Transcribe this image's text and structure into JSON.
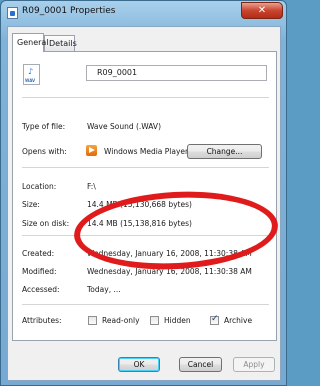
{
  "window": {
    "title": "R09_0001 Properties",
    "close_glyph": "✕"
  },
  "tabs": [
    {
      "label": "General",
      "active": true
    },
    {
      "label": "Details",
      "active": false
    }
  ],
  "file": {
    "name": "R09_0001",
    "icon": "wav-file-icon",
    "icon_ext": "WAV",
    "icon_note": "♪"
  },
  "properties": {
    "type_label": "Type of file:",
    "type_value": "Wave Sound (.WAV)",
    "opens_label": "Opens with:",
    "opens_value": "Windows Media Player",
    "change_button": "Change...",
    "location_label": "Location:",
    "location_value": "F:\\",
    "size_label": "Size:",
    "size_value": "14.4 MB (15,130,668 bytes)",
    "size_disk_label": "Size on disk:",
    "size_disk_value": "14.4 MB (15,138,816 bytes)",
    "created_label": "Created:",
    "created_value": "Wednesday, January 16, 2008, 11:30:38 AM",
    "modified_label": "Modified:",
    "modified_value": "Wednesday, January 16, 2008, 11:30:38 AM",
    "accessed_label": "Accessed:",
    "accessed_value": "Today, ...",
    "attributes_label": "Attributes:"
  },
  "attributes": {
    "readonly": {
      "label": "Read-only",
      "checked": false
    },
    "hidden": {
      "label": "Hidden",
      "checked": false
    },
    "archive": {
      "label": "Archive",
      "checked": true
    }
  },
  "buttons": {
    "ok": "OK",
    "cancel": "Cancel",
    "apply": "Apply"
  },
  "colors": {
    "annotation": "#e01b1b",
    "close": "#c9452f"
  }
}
★ ★ ★ ★ ★
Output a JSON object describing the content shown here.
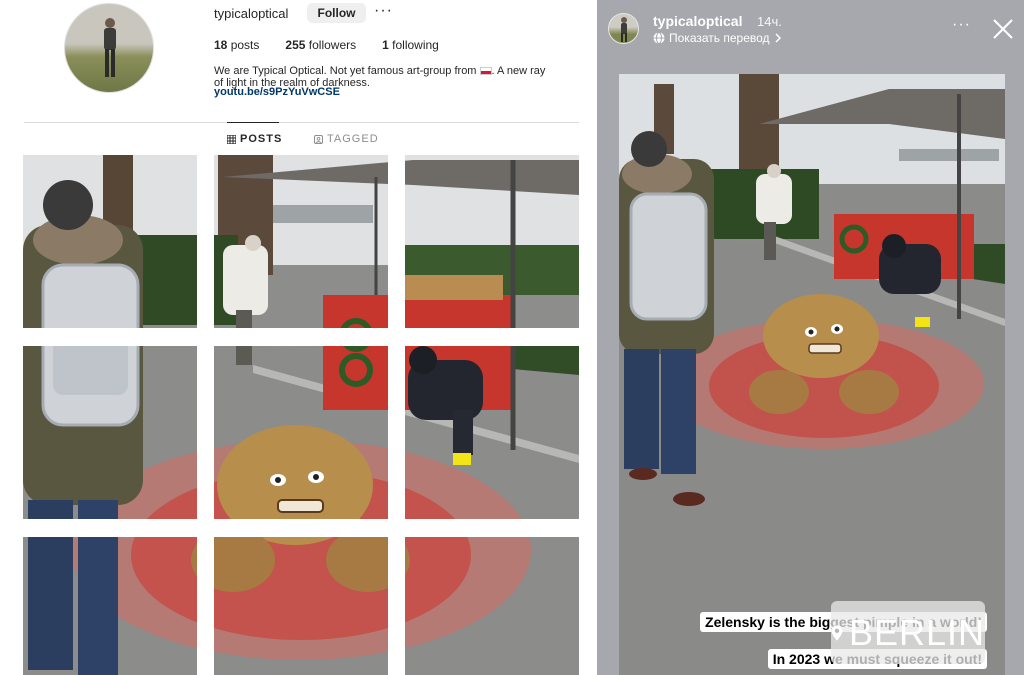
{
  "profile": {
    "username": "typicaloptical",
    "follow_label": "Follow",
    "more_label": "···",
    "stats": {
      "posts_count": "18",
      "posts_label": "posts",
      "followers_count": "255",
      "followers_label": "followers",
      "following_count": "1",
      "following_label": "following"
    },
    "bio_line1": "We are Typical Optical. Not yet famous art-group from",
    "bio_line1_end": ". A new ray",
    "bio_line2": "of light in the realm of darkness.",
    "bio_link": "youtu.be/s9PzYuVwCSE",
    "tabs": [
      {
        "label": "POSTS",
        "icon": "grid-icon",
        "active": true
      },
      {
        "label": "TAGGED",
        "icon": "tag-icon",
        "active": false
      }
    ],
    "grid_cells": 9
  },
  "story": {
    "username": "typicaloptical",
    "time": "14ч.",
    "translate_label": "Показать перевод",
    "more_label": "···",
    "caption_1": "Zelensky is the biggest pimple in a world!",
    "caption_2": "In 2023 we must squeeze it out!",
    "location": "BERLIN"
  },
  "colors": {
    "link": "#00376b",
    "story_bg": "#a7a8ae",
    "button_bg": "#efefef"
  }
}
★ ★ ★ ★ ★
Scan the entries above for the word "true" and collect each line holding it.

Result of the exercise:
      "active": true
      "checked": true
        "active": true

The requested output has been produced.